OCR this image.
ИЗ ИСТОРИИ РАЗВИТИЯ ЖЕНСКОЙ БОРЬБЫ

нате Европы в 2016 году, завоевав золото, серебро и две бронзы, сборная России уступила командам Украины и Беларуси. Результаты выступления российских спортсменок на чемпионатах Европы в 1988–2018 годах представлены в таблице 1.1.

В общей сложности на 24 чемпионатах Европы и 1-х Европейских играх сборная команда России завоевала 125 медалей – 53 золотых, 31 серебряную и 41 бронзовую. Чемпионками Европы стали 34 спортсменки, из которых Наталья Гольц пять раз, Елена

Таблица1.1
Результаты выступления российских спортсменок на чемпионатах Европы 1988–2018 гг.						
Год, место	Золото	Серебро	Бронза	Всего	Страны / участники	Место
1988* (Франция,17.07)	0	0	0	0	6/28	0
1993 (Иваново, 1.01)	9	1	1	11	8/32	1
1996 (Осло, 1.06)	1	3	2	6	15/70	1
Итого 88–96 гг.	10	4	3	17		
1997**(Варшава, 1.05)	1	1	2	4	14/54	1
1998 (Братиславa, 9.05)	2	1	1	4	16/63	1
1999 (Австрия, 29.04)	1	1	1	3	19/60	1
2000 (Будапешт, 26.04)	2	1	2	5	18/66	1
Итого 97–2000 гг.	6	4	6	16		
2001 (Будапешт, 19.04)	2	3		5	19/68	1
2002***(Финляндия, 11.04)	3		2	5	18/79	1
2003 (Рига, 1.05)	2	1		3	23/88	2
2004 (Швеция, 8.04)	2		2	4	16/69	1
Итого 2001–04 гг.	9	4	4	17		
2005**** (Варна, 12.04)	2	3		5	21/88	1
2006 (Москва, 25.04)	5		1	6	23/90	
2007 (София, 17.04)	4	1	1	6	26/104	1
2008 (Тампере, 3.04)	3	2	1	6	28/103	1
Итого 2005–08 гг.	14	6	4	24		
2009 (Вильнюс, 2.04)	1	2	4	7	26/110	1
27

■ GOAL:
Every entry should be printed again exactly as written.

■ COMPLETED EXERCISE:
OCR this image.
ИЗ ИСТОРИИ РАЗВИТИЯ ЖЕНСКОЙ БОРЬБЫ

нате Европы в 2016 году, завоевав золото, серебро и две бронзы, сборная России уступила командам Украины и Беларуси. Результаты выступления российских спортсменок на чемпионатах Европы в 1988–2018 годах представлены в таблице 1.1.

В общей сложности на 24 чемпионатах Европы и 1-х Европейских играх сборная команда России завоевала 125 медалей – 53 золотых, 31 серебряную и 41 бронзовую. Чемпионками Европы стали 34 спортсменки, из которых Наталья Гольц пять раз, Елена

Таблица1.1
Результаты выступления российских спортсменок на чемпионатах Европы 1988–2018 гг.						
Год, место	Золото	Серебро	Бронза	Всего	Страны / участники	Место
1988* (Франция,17.07)	0	0	0	0	6/28	0
1993 (Иваново, 1.01)	9	1	1	11	8/32	1
1996 (Осло, 1.06)	1	3	2	6	15/70	1
Итого 88–96 гг.	10	4	3	17		
1997**(Варшава, 1.05)	1	1	2	4	14/54	1
1998 (Братиславa, 9.05)	2	1	1	4	16/63	1
1999 (Австрия, 29.04)	1	1	1	3	19/60	1
2000 (Будапешт, 26.04)	2	1	2	5	18/66	1
Итого 97–2000 гг.	6	4	6	16		
2001 (Будапешт, 19.04)	2	3		5	19/68	1
2002***(Финляндия, 11.04)	3		2	5	18/79	1
2003 (Рига, 1.05)	2	1		3	23/88	2
2004 (Швеция, 8.04)	2		2	4	16/69	1
Итого 2001–04 гг.	9	4	4	17		
2005**** (Варна, 12.04)	2	3		5	21/88	1
2006 (Москва, 25.04)	5		1	6	23/90	
2007 (София, 17.04)	4	1	1	6	26/104	1
2008 (Тампере, 3.04)	3	2	1	6	28/103	1
Итого 2005–08 гг.	14	6	4	24		
2009 (Вильнюс, 2.04)	1	2	4	7	26/110	1
27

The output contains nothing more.